►
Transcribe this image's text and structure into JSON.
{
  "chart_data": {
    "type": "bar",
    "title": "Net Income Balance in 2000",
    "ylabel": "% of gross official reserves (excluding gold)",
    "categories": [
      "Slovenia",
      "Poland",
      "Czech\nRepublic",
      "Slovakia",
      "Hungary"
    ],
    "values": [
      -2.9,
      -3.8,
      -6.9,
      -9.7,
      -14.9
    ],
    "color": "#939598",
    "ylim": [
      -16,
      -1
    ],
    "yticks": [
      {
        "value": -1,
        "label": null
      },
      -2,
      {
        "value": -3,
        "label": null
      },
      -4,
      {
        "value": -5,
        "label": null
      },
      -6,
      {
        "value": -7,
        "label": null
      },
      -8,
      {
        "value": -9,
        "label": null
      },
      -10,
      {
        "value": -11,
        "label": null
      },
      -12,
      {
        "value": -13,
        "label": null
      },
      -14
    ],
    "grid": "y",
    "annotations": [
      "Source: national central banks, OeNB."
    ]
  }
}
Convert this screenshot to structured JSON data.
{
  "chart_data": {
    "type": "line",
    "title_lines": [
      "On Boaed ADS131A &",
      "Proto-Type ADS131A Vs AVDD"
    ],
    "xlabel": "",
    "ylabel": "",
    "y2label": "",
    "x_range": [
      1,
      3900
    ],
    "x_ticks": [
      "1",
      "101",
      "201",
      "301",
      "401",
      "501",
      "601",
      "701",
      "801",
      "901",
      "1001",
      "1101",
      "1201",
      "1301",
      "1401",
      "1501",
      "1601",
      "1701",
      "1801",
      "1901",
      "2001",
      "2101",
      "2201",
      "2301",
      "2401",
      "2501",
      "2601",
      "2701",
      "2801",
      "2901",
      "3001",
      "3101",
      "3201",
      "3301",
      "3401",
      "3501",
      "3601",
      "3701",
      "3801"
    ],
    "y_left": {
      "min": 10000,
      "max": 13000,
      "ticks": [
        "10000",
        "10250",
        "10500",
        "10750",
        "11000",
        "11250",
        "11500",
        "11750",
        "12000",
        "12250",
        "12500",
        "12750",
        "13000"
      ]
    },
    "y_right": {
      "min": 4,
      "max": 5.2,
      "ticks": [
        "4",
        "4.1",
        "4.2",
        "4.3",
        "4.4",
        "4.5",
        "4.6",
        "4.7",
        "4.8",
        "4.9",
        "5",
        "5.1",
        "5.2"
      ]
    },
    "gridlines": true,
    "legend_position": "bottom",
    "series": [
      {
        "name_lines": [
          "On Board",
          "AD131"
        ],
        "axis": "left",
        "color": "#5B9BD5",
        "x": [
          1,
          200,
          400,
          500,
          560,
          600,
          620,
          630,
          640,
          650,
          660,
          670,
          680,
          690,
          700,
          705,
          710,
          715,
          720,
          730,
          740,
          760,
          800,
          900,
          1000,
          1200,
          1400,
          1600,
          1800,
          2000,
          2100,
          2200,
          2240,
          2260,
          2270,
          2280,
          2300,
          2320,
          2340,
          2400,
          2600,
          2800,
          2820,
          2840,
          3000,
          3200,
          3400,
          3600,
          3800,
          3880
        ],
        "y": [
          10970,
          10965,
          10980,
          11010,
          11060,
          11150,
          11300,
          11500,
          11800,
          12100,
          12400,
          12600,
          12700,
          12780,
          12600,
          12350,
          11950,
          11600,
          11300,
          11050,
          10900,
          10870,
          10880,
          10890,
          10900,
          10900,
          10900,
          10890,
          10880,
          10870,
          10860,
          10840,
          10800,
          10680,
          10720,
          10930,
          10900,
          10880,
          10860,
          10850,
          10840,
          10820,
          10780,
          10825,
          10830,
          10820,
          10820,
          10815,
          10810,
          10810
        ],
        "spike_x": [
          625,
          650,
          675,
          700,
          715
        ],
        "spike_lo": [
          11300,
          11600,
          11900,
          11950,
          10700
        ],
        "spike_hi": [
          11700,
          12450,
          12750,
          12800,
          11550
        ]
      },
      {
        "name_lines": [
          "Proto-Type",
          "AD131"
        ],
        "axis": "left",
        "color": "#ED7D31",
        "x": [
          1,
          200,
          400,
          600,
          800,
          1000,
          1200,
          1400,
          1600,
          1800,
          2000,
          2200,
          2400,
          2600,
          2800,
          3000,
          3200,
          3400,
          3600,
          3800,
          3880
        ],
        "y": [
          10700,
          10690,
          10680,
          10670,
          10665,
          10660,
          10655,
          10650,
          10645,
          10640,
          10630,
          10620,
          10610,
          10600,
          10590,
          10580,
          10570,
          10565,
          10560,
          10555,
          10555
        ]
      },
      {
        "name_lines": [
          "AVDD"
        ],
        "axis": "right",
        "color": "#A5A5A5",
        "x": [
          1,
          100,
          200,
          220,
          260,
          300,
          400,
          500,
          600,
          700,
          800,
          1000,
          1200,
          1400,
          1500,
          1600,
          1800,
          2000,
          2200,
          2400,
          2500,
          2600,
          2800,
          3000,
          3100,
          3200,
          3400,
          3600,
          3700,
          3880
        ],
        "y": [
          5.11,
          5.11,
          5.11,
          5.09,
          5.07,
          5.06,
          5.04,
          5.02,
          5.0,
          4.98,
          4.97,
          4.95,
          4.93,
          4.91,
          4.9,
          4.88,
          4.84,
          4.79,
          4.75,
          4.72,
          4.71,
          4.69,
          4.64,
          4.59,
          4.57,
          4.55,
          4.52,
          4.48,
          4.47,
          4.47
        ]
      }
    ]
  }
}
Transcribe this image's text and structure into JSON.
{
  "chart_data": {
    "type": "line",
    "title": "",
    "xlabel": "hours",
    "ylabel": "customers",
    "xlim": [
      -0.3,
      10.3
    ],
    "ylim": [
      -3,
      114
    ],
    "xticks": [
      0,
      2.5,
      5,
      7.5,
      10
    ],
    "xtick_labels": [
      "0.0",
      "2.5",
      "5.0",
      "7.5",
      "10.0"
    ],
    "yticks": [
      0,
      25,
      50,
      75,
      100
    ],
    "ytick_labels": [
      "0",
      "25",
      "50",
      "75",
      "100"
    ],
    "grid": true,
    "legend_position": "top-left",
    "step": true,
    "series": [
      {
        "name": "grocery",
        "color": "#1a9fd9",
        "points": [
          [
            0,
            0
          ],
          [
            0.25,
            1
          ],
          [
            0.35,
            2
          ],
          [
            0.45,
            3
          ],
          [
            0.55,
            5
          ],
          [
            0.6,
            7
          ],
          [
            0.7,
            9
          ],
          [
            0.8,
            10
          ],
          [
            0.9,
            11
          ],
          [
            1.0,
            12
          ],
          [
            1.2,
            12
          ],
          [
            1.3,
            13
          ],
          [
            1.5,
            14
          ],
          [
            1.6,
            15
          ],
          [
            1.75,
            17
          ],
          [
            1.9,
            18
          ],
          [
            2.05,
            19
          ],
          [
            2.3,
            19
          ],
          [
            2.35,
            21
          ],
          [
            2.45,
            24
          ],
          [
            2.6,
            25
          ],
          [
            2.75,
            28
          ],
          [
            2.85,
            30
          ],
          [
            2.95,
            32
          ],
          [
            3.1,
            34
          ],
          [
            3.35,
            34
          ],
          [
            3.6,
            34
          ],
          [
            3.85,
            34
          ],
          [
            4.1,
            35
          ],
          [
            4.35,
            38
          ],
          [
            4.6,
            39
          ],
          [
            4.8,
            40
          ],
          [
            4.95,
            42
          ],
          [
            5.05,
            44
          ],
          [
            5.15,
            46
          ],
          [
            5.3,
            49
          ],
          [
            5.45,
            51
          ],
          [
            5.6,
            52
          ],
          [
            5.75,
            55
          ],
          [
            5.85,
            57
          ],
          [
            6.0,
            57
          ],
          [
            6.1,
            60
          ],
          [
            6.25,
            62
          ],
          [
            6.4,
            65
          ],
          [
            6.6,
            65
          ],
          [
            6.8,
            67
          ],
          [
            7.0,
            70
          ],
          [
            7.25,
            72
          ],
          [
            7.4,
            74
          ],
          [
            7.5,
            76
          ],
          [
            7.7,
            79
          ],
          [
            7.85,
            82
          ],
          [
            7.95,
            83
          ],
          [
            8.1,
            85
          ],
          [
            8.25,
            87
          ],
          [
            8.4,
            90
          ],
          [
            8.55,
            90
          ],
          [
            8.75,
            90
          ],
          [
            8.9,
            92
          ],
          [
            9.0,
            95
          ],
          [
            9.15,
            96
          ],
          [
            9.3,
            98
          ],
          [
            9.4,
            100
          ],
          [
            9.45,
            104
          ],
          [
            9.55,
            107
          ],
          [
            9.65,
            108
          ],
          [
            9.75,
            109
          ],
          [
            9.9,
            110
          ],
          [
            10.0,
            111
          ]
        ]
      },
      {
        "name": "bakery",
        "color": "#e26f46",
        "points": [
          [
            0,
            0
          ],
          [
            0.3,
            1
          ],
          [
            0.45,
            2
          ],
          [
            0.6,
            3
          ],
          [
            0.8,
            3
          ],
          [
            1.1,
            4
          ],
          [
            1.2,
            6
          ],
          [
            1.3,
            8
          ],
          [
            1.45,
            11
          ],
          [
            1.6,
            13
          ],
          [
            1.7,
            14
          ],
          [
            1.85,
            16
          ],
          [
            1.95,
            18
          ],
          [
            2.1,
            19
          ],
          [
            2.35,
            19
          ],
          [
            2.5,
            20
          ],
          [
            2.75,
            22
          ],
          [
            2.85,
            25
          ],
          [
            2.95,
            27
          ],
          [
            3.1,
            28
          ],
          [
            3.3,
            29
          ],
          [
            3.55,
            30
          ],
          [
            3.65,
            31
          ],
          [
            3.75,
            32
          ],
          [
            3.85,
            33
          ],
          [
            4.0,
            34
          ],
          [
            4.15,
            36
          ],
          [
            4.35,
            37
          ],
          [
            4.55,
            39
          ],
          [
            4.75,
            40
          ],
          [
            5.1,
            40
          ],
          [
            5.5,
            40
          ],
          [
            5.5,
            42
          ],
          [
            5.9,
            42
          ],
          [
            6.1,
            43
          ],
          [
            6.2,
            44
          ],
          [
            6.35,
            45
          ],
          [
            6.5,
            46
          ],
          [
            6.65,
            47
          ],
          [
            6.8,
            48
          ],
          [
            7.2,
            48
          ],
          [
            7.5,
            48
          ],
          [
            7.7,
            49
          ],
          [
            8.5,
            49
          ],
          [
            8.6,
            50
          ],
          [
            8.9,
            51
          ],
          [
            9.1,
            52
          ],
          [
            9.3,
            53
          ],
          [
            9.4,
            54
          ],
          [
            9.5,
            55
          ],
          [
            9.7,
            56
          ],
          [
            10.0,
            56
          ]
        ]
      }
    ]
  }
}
◄
### STATED PROBLEM
Show the lines of the data that hold the word "ylabel".

### ANSWER TO THE TASK
    "ylabel": "% of gross official reserves (excluding gold)",
    "ylabel": "",
    "ylabel": "customers",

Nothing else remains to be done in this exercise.